_What you will do_: Locate each line holding the string "text" and copy it.

───

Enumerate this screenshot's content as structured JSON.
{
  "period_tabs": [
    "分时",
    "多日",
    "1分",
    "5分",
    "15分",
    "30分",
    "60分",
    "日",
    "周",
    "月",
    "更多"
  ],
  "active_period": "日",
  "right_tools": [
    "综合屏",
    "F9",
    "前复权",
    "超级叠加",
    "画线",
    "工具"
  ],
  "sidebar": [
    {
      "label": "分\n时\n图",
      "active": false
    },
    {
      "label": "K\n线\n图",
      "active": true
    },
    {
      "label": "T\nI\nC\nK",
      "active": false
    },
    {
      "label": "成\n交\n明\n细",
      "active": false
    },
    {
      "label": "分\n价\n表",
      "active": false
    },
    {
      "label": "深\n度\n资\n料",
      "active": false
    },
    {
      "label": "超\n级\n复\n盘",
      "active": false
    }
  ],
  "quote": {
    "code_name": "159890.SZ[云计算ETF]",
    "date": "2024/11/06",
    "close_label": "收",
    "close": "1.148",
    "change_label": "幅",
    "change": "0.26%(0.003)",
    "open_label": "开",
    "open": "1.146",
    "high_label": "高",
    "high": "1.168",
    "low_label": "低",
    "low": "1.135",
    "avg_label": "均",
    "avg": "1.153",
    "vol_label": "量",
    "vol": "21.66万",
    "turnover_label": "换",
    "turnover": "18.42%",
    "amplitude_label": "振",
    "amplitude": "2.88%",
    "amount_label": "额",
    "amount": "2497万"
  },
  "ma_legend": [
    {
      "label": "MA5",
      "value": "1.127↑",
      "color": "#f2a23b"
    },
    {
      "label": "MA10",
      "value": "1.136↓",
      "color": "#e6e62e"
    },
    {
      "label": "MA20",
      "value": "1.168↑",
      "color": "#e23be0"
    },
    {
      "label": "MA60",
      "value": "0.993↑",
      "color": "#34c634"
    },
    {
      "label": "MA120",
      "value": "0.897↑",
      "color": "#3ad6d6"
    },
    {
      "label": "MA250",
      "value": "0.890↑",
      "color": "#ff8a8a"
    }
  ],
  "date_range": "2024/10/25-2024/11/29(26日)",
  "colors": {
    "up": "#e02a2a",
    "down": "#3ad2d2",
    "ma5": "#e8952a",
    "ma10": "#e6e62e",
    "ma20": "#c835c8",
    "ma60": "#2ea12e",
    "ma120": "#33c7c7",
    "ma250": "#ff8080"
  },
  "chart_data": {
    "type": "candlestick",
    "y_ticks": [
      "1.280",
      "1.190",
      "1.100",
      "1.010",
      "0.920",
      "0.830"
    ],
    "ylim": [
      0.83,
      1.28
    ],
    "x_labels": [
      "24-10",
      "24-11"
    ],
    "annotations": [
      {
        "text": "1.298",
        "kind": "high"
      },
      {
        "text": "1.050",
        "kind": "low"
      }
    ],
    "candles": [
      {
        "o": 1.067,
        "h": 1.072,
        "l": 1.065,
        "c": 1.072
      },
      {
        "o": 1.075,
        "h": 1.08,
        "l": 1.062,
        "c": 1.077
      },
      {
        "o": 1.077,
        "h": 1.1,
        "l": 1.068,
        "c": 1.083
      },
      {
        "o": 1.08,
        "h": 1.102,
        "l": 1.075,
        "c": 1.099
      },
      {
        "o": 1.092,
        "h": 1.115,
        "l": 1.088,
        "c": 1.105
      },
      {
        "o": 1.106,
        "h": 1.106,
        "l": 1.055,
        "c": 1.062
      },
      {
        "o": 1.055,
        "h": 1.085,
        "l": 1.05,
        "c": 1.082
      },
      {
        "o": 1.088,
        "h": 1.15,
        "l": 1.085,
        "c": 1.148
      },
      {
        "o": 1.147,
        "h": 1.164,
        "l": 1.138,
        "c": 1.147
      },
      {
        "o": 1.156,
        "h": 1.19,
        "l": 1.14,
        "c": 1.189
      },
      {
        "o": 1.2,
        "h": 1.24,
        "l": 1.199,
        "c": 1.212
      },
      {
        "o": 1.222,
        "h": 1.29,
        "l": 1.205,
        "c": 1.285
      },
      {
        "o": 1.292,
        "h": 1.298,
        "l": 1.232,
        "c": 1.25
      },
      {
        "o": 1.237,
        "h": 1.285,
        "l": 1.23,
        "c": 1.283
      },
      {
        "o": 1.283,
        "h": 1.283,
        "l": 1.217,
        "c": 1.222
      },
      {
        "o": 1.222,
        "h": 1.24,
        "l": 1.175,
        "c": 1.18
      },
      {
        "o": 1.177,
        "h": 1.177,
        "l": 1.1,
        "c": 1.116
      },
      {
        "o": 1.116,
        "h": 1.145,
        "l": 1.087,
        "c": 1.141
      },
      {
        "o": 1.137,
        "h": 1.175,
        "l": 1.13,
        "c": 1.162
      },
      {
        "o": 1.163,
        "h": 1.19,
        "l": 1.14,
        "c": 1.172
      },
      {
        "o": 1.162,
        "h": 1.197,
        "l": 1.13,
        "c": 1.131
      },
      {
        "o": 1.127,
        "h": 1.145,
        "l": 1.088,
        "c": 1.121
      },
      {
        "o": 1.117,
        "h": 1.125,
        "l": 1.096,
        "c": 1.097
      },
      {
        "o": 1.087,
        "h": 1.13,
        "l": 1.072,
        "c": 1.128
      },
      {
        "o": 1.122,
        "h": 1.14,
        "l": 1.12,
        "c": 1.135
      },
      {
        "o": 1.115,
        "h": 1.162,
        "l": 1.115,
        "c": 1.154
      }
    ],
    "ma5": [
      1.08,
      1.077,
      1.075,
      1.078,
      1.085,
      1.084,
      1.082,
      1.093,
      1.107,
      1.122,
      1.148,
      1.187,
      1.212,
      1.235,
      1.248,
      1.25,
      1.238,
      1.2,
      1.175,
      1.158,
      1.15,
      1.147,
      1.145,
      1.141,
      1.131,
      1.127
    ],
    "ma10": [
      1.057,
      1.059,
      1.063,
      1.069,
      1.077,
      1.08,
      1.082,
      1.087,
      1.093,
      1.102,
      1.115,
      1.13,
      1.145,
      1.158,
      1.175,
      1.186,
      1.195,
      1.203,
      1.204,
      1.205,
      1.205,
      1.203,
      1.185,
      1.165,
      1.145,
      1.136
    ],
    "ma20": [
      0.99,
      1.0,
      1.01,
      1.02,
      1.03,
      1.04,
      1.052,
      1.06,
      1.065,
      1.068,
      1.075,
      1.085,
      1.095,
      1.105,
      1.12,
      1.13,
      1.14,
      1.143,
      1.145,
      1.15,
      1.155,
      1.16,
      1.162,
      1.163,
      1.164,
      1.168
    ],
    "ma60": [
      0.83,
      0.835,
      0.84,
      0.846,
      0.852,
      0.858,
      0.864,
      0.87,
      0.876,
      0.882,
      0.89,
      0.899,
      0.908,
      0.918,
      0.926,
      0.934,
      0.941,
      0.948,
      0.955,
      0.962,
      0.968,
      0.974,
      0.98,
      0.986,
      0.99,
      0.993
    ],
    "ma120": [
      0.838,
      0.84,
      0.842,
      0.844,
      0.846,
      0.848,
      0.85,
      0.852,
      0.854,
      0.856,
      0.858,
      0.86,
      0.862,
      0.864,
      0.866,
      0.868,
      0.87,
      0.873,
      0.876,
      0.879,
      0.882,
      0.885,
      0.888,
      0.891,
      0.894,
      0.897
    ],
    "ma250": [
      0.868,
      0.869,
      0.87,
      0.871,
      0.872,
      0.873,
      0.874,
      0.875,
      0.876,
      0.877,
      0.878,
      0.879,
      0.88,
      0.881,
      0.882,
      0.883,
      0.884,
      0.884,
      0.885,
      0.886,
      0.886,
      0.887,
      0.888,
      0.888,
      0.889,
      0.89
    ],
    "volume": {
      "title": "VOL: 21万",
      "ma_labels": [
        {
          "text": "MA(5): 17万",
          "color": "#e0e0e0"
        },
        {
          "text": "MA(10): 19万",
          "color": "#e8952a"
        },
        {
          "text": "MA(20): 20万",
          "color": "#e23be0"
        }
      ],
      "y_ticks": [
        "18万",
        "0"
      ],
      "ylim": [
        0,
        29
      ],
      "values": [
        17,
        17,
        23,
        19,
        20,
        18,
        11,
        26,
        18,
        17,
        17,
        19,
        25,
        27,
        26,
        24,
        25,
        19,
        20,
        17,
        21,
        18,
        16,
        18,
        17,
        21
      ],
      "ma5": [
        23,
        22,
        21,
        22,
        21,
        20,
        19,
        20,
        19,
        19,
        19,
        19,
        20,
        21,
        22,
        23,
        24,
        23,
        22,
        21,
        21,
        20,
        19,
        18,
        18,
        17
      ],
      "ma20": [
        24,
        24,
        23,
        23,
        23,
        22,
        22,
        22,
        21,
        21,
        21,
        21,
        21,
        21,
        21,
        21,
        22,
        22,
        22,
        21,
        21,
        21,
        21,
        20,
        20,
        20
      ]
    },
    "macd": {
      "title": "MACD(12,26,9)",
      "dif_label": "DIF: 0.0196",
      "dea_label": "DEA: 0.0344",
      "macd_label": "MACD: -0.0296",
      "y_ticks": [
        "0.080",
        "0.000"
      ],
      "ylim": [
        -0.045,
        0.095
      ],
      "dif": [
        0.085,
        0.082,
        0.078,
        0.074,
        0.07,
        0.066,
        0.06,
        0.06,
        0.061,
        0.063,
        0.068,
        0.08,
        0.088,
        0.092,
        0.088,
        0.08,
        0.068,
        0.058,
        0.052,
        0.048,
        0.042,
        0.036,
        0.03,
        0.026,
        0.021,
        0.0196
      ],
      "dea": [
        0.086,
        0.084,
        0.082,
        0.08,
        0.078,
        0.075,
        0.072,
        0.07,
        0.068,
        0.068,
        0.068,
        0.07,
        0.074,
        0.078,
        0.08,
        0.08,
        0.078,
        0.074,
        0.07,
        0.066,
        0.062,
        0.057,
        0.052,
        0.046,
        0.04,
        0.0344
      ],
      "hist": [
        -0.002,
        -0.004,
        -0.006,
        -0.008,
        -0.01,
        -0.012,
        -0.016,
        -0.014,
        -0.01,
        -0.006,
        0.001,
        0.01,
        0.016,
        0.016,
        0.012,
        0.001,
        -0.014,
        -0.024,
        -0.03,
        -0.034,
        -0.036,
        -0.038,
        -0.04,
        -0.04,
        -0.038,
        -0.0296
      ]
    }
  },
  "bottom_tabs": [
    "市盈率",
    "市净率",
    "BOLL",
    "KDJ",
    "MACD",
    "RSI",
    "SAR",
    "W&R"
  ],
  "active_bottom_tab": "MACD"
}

───

_Result_:
        "text": "1.298",
        "text": "1.050",
          "text": "MA(5): 17万",
          "text": "MA(10): 19万",
          "text": "MA(20): 20万",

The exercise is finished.